PASSAGE:
+ + + + + + +

34th Governor of West Bengal
- In office 18 November 2022 – 12 March 2026
- Chief Minister: Mamata Banerjee
- Preceded by: La. Ganesan (additional charge)
- Succeeded by: R. N. Ravi

Personal details
- Born: 2 January 1951 (age 75) Mannanam, Kottayam, Travancore-Cochin (present-day Keralam), India
- Spouse: Lakshmi Bose
- Children: 2
- Parent(s): P. K. Vasudevan Nair, Padmavathy Amma
- Education: University of Kerala (M.A.) BITS Pilani (Ph.D.)
- Occupation: Politician; civil servant;
- Awards: Jawaharlal Nehru Fellowship
- Website: drcvanandabose.com

= C. V. Ananda Bose =

Former Governor of West Bengal

Chettezham Vasudevan Nair Ananda Bose (born 2 January 1951) is an Indian retired Indian Administrative Service officer of the batch of 1977 and politician, who served as the 21st Governor of West Bengal from 2022 until his resignation in 2026.

== Early life==
Ananda Bose was born at Mannanam in the Kottayam district of Kerala to freedom fighter P. K. Vasudevan Nair and Padmavathy Amma, a former government official.

Bose studied at St. Ephrem’s School, Mannanam; Kuriakose Elias College, Mannanam; and then at St. Berchmans College, Changanassery, before earning a Ph.D. from BITS, Pilani.

+ + + + + + +

EXTRACTED ENTRIES:
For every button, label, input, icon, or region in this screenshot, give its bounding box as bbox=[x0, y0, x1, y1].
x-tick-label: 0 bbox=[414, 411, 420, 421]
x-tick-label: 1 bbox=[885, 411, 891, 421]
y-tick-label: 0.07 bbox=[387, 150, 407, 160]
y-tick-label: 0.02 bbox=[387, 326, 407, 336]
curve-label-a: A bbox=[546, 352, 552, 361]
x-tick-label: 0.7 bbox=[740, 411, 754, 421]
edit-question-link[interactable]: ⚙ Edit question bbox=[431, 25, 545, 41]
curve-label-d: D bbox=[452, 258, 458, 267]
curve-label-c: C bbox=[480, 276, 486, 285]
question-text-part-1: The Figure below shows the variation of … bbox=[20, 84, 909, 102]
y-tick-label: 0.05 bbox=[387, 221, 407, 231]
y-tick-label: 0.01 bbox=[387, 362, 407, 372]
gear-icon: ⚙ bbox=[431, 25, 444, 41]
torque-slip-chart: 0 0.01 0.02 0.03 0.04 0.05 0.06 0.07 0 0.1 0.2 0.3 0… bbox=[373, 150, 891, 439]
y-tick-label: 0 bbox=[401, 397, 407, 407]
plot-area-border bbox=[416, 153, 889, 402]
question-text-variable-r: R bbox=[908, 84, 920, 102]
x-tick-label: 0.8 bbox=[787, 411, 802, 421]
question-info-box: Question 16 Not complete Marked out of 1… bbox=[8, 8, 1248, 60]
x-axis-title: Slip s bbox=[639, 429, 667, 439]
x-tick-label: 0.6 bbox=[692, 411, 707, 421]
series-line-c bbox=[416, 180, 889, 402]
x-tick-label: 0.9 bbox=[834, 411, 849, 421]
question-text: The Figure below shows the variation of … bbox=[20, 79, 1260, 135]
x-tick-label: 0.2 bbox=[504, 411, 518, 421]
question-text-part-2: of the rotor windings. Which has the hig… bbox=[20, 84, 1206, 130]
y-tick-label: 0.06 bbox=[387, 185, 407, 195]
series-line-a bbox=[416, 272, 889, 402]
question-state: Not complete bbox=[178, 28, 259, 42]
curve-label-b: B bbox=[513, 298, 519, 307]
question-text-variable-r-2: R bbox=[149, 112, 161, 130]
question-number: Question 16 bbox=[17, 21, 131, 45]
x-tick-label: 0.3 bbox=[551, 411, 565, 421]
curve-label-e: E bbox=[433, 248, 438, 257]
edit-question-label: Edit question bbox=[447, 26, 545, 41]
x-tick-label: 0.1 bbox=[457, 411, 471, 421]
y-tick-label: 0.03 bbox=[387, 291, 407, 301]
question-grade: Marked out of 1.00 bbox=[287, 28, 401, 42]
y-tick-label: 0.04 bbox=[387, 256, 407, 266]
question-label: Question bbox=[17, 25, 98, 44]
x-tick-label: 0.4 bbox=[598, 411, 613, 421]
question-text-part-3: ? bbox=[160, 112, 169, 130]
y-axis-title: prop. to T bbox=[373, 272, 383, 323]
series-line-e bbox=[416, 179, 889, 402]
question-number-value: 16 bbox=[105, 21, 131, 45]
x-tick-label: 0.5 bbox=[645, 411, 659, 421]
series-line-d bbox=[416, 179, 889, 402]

+ + + + + + +

APPLY WHAT YOU READ:
(1) According to the passage on C. V. Ananda Bose, which institution awarded him his Ph.D.?
(2) In the passage on C. V. Ananda Bose, write out everything from "Former Governor of" down to "resignation in 2026.", swapping "retired" for "former".
(3) Carry on with the passage on C. V. Ananda Bose from the point where it stops.

RESULTS BY TASK:
(1) BITS, Pilani

(2)
Former Governor of West Bengal

Chettezham Vasudevan Nair Ananda Bose (born 2 January 1951) is an Indian former Indian Administrative Service officer of the batch of 1977 and politician, who served as the 21st Governor of West Bengal from 2022 until his resignation in 2026.

(3)
== Career ==
As the administrator of the National Museum, Bose launched a 100-day programme which spelt out specific measures to revamp and revitalise the institution. Most of the improvements suggested were achieved in 60 days, such as opening the closed-down galleries, modernising the display and lighting, launching outreach programmes to take the museum to the community, arranging children's programme to ignite young minds to the greatness of India's national heritage, organising international exhibitions and launching the People's Museum movement, to mention a few.

== Personal life ==
Ananda Bose is married to L. S. Lakshmi, and the couple has a son and a daughter. His daughter, Nandita Bose, died of cancer in 2017. He has 350 publications to his credit, including 70 books, consisting of novels, short stories, and poems in Malayalam, Hindi, English, and Bengali.

== Governor of West Bengal ==
On 17 November 2022, Bose was appointed Governor of West Bengal by President Droupadi Murmu.. On 5 March 2026, he resigned from his post as the Governor of West Bengal via a letter to the President of India.

==Controversy==
On 2 May 2024 Bose was accused of sexual harassment by a woman contractual staff of Raj Bhavan, Kolkata. The woman alleged that the Governor had “molested” her on 24 April 2024. Bose completely denied the issue as maligning for political mileage during the 2024 Indian general election and hit back saying “truth would triumph,” and he would not be “cowed down by engineered narratives". The Bharatiya Janata Party and the Communist Party of India (Marxist) also questioned the connections of the women with the governing Trinamool Congress. The woman filed her complaint which was forwarded to the Hare Street Police station. Kolkata Police set up an investigation team and have sought CCTV footages. On 15 May 2024, a different allegation of sexual harassment against Bose was raised by one Odissi dancer. The dancer lodged a complain and accused Bose and his nephew of sexual abuse at Start Hotel in Delhi in January 2023.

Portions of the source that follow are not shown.